--- BEGIN Excerpt provided ---
Gimbap (), also romanized as kimbap, is a Korean dish made from cooked rice and ingredients such as vegetables, fish, and meats that are rolled in gim (김)—dried sheets of seaweed—and served in bite-sized slices. The origins of gimbap are debated. Some sources suggest it originates from Japanese norimaki, introduced during Japanese colonial rule, while others argue it is a modernized version of bokssam from the Joseon era. Regardless, it has since become a distinct dish. The dish is often part of a packed meal, or dosirak, to be eaten at picnics and outdoor events, and can serve as a light lunch along with danmuji (yellow pickled radish) and kimchi. It is a popular take-out food in South Korea and abroad and is known as a convenient food because of its portability.

Etymology
Gim () refers to edible seaweed in the genus Porphyra and Pyropia. Bap () broadly refers to cooked rice. The compound term gimbap is a neologism; it was not a part of the Korean language until the modern era. A similar dish, cooked rice rolled with gim, was called bokssam () in the Joseon era (1392–1897).

The term gimbap was used in a 1935 Korean newspaper article but at the time, the loanword norimaki was used as well. Norimaki, borrowed from the name of a similar Japanese dish, was part of the Japanese vocabulary that entered into the Korean language during Japanese  occupation (1910–1945). The two words were used interchangeably until gimbap was made the universal term, as part of efforts to clear away remnants of Japanese colonialism and purify the Korean language.

History
The origins of gimbap are debated. A Japanese theory suggests that the dish is derived from the introduction of the Japanese sushi variant makizushi to Korea during the Japanese occupation of Korea. During that period, Korean cuisine adopted Western food and drink, as well as some Japanese food items such as bento (dosirak in Korean) or sushi rolled in sheets of seaweed. Since then, gimbap has become a distinct dish, often utilizing traditional Korean flavors, as well as sesame oil, instead of rice vinegar. This theory is supported by a newspaper from 1935, in which the term gimbap first appeared in Korea.
--- END Excerpt provided ---
**Actions to take:**
1. Reproduce word for word the portion of the gimbap article that starts with the words containing "Gimbap (), also" and finishes with "of its portability.".
2. Which years does the gimbap article mention? List each year once.
3. According to the gimbap article, what does gimbap often use instead of rice vinegar?
Work from the gimbap article alone.
--- BEGIN Data extract ---
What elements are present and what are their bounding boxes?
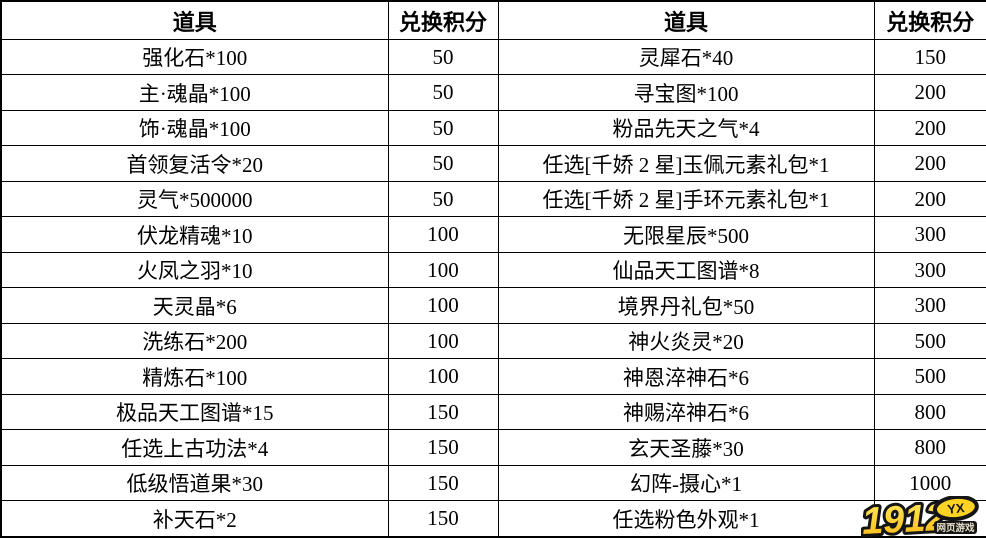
--- END Data extract ---
**Worked answers:**
1.
Gimbap (), also romanized as kimbap, is a Korean dish made from cooked rice and ingredients such as vegetables, fish, and meats that are rolled in gim (김)—dried sheets of seaweed—and served in bite-sized slices. The origins of gimbap are debated. Some sources suggest it originates from Japanese norimaki, introduced during Japanese colonial rule, while others argue it is a modernized version of bokssam from the Joseon era. Regardless, it has since become a distinct dish. The dish is often part of a packed meal, or dosirak, to be eaten at picnics and outdoor events, and can serve as a light lunch along with danmuji (yellow pickled radish) and kimchi. It is a popular take-out food in South Korea and abroad and is known as a convenient food because of its portability.

2. 1392, 1897, 1910, 1935, 1945

3. Sesame oil.